■ **DATA SHOWN**
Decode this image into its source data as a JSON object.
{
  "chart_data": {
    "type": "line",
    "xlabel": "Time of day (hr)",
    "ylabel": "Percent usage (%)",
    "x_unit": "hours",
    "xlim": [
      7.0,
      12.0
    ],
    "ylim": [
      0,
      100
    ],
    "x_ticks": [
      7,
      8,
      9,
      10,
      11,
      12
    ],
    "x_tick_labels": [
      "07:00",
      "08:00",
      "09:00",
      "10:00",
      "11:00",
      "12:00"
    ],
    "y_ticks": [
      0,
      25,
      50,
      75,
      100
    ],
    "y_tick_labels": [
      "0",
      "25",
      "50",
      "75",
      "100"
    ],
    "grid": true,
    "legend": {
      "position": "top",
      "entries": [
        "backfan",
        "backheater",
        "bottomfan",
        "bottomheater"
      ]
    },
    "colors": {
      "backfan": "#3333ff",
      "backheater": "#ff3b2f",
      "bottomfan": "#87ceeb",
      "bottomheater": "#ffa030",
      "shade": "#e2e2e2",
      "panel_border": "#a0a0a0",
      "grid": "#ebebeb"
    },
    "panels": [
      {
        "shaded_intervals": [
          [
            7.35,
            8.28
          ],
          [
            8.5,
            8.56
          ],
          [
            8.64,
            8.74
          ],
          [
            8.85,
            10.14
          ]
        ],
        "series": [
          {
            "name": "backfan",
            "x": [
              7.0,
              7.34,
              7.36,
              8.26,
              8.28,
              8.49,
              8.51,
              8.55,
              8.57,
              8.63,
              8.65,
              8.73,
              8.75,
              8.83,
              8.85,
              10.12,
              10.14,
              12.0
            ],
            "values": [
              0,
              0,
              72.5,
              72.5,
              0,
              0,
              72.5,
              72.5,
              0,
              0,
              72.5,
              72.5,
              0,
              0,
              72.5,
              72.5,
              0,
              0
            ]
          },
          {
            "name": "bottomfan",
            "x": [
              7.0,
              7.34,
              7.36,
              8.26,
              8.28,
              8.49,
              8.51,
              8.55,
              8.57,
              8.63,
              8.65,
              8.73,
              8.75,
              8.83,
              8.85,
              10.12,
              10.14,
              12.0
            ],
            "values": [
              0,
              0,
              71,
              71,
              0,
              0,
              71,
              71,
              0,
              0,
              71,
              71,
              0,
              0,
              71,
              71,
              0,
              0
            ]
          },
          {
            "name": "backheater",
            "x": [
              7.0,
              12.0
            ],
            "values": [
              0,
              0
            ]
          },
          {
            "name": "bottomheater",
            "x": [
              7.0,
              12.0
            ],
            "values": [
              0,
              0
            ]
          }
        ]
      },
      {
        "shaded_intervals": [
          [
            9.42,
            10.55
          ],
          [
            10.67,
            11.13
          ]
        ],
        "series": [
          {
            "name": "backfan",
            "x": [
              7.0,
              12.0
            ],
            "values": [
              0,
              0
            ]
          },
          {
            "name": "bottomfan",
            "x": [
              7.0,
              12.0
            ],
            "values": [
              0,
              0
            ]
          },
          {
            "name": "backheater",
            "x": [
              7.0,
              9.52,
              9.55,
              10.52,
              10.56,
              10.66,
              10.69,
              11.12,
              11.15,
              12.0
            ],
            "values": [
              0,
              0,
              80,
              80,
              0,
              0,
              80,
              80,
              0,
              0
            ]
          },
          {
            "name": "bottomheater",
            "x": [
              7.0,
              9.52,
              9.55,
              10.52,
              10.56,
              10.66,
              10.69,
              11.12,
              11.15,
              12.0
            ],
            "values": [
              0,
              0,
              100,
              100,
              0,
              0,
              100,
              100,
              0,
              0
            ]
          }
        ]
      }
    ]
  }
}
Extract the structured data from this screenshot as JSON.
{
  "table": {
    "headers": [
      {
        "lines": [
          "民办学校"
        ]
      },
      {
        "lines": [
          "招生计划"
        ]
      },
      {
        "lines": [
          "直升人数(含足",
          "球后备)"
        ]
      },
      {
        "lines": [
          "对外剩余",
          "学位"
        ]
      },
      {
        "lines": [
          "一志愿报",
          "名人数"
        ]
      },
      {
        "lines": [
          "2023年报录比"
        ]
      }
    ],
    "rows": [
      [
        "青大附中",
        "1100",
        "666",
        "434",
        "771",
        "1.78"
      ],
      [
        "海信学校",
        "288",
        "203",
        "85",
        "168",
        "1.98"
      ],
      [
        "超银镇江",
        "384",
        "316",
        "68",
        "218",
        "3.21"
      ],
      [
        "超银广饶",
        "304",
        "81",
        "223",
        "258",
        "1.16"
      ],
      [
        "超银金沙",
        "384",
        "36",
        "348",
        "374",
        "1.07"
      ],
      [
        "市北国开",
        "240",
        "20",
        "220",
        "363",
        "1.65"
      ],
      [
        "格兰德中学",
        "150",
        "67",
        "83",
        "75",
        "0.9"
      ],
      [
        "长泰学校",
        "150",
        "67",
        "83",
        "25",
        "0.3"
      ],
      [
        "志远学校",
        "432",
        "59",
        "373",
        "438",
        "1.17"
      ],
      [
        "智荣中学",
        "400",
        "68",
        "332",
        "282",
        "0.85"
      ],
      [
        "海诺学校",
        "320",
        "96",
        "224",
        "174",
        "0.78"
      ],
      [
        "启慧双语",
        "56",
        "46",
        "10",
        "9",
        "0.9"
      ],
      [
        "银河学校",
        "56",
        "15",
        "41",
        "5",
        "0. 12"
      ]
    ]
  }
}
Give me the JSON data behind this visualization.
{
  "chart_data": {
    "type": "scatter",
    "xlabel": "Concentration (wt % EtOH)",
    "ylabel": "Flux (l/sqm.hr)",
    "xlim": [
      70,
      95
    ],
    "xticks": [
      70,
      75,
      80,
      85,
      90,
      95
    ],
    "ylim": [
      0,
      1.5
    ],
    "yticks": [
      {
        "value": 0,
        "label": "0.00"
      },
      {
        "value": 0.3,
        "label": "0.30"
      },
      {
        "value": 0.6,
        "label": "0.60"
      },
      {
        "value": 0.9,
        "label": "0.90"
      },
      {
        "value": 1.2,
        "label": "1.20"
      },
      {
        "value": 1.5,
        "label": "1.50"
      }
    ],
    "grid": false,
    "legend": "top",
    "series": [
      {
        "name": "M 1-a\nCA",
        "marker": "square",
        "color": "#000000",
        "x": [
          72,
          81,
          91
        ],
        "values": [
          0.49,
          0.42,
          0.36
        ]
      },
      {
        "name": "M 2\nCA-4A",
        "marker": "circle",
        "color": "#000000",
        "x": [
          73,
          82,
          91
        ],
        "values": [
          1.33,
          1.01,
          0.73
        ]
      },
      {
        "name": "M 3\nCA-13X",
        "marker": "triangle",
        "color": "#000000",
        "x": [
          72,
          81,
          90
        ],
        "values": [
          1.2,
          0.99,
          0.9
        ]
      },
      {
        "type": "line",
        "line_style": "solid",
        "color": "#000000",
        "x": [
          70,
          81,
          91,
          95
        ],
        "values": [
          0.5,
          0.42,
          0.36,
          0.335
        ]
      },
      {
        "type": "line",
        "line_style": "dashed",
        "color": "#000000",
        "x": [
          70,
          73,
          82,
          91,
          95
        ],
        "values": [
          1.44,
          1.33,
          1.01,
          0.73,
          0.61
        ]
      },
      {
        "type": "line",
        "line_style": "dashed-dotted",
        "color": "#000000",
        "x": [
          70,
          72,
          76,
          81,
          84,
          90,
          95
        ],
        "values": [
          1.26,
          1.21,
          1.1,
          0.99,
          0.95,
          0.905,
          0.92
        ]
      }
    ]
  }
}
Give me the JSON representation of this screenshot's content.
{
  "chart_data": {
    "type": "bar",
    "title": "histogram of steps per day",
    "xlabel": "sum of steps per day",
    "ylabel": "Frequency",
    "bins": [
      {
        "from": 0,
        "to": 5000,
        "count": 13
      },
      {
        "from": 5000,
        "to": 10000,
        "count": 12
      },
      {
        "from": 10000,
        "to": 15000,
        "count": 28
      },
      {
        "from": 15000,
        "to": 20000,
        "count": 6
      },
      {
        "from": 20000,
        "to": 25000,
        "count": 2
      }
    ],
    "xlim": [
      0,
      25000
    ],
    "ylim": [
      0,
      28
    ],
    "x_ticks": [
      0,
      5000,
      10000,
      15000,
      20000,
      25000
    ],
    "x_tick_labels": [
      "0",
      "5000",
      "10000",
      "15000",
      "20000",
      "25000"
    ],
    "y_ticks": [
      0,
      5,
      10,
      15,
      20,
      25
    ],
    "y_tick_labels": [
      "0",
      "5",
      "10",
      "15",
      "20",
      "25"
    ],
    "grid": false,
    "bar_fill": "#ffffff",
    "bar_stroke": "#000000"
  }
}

■ **YOUR GOAL**
Reproduce only the lines running from the one that contains "Give me the JSON representation" to the last line of the records.

■ **RESULT**
Give me the JSON representation of this screenshot's content.
{
  "chart_data": {
    "type": "bar",
    "title": "histogram of steps per day",
    "xlabel": "sum of steps per day",
    "ylabel": "Frequency",
    "bins": [
      {
        "from": 0,
        "to": 5000,
        "count": 13
      },
      {
        "from": 5000,
        "to": 10000,
        "count": 12
      },
      {
        "from": 10000,
        "to": 15000,
        "count": 28
      },
      {
        "from": 15000,
        "to": 20000,
        "count": 6
      },
      {
        "from": 20000,
        "to": 25000,
        "count": 2
      }
    ],
    "xlim": [
      0,
      25000
    ],
    "ylim": [
      0,
      28
    ],
    "x_ticks": [
      0,
      5000,
      10000,
      15000,
      20000,
      25000
    ],
    "x_tick_labels": [
      "0",
      "5000",
      "10000",
      "15000",
      "20000",
      "25000"
    ],
    "y_ticks": [
      0,
      5,
      10,
      15,
      20,
      25
    ],
    "y_tick_labels": [
      "0",
      "5",
      "10",
      "15",
      "20",
      "25"
    ],
    "grid": false,
    "bar_fill": "#ffffff",
    "bar_stroke": "#000000"
  }
}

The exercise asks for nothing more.